┌─ RECORDS

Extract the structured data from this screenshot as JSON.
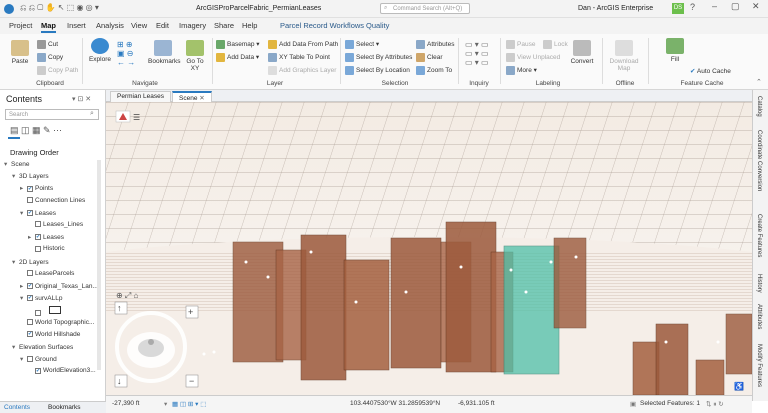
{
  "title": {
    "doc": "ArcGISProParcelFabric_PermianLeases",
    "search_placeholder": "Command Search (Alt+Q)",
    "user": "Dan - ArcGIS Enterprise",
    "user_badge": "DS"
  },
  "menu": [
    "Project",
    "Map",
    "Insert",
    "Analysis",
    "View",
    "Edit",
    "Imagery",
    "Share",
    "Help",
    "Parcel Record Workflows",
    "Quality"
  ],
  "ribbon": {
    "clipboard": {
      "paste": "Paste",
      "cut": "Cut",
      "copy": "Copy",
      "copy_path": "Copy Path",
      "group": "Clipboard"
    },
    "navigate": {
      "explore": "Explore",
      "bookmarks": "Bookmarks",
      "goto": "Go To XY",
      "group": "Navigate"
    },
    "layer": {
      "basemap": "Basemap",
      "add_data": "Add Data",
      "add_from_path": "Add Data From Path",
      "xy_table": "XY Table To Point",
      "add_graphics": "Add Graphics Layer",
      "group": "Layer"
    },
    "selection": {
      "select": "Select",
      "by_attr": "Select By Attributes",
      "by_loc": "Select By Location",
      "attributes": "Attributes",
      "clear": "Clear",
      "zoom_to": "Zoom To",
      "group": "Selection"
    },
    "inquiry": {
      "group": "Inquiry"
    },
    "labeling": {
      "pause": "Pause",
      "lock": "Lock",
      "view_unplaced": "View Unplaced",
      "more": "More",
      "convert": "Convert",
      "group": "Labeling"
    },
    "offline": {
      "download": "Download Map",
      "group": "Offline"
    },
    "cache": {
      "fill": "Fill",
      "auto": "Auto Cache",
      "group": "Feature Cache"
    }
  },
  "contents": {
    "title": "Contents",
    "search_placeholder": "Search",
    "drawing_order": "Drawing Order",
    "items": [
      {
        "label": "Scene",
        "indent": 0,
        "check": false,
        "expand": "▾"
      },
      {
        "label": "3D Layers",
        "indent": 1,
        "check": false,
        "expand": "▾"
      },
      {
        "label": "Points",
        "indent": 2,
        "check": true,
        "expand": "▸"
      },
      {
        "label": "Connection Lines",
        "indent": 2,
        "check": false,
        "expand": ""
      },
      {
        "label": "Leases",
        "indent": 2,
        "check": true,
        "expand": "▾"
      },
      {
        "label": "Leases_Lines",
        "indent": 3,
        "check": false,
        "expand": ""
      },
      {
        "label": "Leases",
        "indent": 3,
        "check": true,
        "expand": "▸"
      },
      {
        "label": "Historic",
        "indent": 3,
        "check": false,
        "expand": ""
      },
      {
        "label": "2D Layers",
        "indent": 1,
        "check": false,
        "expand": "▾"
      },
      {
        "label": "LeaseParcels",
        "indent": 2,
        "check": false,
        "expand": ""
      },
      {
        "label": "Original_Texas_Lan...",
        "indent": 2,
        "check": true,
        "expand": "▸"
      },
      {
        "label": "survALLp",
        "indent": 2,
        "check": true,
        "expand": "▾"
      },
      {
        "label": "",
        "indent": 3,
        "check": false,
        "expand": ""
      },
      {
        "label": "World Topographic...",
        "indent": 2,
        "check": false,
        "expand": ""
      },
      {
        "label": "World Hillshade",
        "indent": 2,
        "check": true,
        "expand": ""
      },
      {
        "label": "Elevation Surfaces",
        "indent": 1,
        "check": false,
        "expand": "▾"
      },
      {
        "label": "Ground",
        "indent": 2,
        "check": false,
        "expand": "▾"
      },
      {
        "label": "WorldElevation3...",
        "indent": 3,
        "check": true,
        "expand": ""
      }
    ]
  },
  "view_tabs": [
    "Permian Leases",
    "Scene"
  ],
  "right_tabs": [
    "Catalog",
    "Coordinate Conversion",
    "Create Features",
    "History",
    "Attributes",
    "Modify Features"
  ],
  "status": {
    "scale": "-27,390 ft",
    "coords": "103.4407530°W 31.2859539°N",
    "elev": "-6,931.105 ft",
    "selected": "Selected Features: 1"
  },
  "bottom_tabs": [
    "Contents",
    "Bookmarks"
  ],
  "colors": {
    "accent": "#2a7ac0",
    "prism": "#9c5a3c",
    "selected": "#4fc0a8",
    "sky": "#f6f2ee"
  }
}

└─

→ **STATED GOAL**: All of the entries above should be copied exactly, except for the pictures.

→ **THE ANSWER**:
Extract the structured data from this screenshot as JSON.
{
  "title": {
    "doc": "ArcGISProParcelFabric_PermianLeases",
    "search_placeholder": "Command Search (Alt+Q)",
    "user": "Dan - ArcGIS Enterprise",
    "user_badge": "DS"
  },
  "menu": [
    "Project",
    "Map",
    "Insert",
    "Analysis",
    "View",
    "Edit",
    "Imagery",
    "Share",
    "Help",
    "Parcel Record Workflows",
    "Quality"
  ],
  "ribbon": {
    "clipboard": {
      "paste": "Paste",
      "cut": "Cut",
      "copy": "Copy",
      "copy_path": "Copy Path",
      "group": "Clipboard"
    },
    "navigate": {
      "explore": "Explore",
      "bookmarks": "Bookmarks",
      "goto": "Go To XY",
      "group": "Navigate"
    },
    "layer": {
      "basemap": "Basemap",
      "add_data": "Add Data",
      "add_from_path": "Add Data From Path",
      "xy_table": "XY Table To Point",
      "add_graphics": "Add Graphics Layer",
      "group": "Layer"
    },
    "selection": {
      "select": "Select",
      "by_attr": "Select By Attributes",
      "by_loc": "Select By Location",
      "attributes": "Attributes",
      "clear": "Clear",
      "zoom_to": "Zoom To",
      "group": "Selection"
    },
    "inquiry": {
      "group": "Inquiry"
    },
    "labeling": {
      "pause": "Pause",
      "lock": "Lock",
      "view_unplaced": "View Unplaced",
      "more": "More",
      "convert": "Convert",
      "group": "Labeling"
    },
    "offline": {
      "download": "Download Map",
      "group": "Offline"
    },
    "cache": {
      "fill": "Fill",
      "auto": "Auto Cache",
      "group": "Feature Cache"
    }
  },
  "contents": {
    "title": "Contents",
    "search_placeholder": "Search",
    "drawing_order": "Drawing Order",
    "items": [
      {
        "label": "Scene",
        "indent": 0,
        "check": false,
        "expand": "▾"
      },
      {
        "label": "3D Layers",
        "indent": 1,
        "check": false,
        "expand": "▾"
      },
      {
        "label": "Points",
        "indent": 2,
        "check": true,
        "expand": "▸"
      },
      {
        "label": "Connection Lines",
        "indent": 2,
        "check": false,
        "expand": ""
      },
      {
        "label": "Leases",
        "indent": 2,
        "check": true,
        "expand": "▾"
      },
      {
        "label": "Leases_Lines",
        "indent": 3,
        "check": false,
        "expand": ""
      },
      {
        "label": "Leases",
        "indent": 3,
        "check": true,
        "expand": "▸"
      },
      {
        "label": "Historic",
        "indent": 3,
        "check": false,
        "expand": ""
      },
      {
        "label": "2D Layers",
        "indent": 1,
        "check": false,
        "expand": "▾"
      },
      {
        "label": "LeaseParcels",
        "indent": 2,
        "check": false,
        "expand": ""
      },
      {
        "label": "Original_Texas_Lan...",
        "indent": 2,
        "check": true,
        "expand": "▸"
      },
      {
        "label": "survALLp",
        "indent": 2,
        "check": true,
        "expand": "▾"
      },
      {
        "label": "",
        "indent": 3,
        "check": false,
        "expand": ""
      },
      {
        "label": "World Topographic...",
        "indent": 2,
        "check": false,
        "expand": ""
      },
      {
        "label": "World Hillshade",
        "indent": 2,
        "check": true,
        "expand": ""
      },
      {
        "label": "Elevation Surfaces",
        "indent": 1,
        "check": false,
        "expand": "▾"
      },
      {
        "label": "Ground",
        "indent": 2,
        "check": false,
        "expand": "▾"
      },
      {
        "label": "WorldElevation3...",
        "indent": 3,
        "check": true,
        "expand": ""
      }
    ]
  },
  "view_tabs": [
    "Permian Leases",
    "Scene"
  ],
  "right_tabs": [
    "Catalog",
    "Coordinate Conversion",
    "Create Features",
    "History",
    "Attributes",
    "Modify Features"
  ],
  "status": {
    "scale": "-27,390 ft",
    "coords": "103.4407530°W 31.2859539°N",
    "elev": "-6,931.105 ft",
    "selected": "Selected Features: 1"
  },
  "bottom_tabs": [
    "Contents",
    "Bookmarks"
  ],
  "colors": {
    "accent": "#2a7ac0",
    "prism": "#9c5a3c",
    "selected": "#4fc0a8",
    "sky": "#f6f2ee"
  }
}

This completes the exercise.